_To do:_
Only the number is wanted: count the lines that include the word "legend".

Part of a data file
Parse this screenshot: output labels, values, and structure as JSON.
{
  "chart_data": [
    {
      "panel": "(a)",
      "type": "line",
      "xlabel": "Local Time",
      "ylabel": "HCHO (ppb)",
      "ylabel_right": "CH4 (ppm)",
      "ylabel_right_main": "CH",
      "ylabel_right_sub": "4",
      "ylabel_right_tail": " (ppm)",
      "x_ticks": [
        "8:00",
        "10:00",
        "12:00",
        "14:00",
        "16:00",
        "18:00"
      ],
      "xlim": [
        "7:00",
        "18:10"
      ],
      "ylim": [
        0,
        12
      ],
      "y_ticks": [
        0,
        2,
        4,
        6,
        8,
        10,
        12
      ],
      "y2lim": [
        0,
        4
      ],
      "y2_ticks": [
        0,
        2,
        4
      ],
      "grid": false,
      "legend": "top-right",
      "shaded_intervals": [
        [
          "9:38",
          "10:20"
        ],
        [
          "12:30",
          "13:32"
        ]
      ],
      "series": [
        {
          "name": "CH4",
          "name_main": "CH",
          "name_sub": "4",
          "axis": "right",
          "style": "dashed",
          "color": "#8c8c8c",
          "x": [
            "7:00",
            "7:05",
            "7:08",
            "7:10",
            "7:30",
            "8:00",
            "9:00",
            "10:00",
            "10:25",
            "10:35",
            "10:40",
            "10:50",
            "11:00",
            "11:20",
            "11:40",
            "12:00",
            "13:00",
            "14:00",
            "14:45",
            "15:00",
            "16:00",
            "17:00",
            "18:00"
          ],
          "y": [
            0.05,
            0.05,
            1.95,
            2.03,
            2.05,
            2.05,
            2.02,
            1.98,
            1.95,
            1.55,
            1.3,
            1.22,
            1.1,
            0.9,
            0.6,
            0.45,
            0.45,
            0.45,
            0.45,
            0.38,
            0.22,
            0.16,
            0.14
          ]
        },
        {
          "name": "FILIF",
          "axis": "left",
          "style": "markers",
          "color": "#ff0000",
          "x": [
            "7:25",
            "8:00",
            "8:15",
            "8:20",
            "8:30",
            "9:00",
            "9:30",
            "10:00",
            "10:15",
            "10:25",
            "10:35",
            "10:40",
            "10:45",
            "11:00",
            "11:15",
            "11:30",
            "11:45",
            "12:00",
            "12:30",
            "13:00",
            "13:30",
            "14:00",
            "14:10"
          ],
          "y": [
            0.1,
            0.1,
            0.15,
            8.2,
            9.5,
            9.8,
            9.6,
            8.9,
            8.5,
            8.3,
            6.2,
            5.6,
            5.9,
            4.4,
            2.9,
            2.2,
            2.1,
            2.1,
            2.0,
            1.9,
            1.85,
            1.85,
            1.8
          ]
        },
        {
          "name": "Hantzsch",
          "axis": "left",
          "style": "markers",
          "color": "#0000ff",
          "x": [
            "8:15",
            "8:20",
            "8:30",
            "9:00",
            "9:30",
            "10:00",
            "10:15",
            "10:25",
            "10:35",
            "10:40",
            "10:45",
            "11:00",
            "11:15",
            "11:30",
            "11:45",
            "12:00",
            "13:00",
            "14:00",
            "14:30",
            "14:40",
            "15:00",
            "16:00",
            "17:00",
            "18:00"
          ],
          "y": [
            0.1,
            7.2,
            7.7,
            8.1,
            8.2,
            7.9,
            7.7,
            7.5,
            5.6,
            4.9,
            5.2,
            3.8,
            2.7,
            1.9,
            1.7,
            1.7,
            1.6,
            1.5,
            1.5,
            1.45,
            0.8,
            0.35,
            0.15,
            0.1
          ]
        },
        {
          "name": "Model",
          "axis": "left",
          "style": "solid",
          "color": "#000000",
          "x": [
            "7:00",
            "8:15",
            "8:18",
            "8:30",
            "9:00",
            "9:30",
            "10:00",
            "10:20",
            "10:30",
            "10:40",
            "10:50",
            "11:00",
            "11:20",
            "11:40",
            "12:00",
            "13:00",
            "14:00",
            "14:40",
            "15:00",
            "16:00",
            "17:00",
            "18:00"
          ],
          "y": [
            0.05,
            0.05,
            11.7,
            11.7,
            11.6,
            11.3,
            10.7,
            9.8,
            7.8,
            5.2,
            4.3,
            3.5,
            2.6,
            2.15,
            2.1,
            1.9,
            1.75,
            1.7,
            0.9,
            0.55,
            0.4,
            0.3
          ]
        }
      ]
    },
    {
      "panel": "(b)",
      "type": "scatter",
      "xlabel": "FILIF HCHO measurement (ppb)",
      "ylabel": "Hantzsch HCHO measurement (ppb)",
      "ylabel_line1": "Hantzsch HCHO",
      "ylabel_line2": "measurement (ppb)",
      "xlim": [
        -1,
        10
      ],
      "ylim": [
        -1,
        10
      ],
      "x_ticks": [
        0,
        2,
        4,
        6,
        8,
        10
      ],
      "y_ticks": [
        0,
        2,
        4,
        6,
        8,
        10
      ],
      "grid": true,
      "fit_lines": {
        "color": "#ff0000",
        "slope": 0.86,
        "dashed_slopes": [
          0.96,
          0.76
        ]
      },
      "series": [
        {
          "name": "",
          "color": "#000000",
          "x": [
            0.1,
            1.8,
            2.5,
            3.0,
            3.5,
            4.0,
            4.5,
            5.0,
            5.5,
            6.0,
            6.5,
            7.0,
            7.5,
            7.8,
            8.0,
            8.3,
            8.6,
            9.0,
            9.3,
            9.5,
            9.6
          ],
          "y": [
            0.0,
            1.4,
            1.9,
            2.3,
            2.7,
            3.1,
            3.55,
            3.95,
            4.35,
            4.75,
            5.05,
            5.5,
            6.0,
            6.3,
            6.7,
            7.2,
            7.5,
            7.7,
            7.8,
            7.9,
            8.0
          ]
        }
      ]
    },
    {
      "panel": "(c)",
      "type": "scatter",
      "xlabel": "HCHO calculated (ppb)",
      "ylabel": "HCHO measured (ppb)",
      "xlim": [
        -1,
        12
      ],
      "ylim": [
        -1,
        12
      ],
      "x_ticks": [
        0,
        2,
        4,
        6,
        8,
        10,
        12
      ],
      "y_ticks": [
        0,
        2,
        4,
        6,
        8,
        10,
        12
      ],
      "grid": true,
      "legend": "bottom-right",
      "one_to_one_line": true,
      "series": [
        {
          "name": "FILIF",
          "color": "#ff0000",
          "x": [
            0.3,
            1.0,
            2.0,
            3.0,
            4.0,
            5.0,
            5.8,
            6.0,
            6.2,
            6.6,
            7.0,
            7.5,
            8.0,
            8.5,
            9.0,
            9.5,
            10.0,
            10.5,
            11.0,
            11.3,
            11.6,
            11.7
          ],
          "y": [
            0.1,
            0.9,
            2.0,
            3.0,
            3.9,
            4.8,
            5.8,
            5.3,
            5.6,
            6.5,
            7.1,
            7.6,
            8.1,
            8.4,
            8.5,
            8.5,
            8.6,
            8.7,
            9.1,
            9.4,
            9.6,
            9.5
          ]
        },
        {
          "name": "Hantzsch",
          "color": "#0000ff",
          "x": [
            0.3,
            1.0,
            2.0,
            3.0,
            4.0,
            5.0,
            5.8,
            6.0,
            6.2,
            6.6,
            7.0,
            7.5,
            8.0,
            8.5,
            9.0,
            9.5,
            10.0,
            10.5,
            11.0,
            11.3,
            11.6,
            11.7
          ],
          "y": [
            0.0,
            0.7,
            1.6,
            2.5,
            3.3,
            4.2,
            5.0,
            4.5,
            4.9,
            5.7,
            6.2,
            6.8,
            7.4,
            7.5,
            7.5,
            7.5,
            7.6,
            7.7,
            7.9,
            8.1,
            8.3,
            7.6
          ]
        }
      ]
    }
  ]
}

_Output for this task:_
2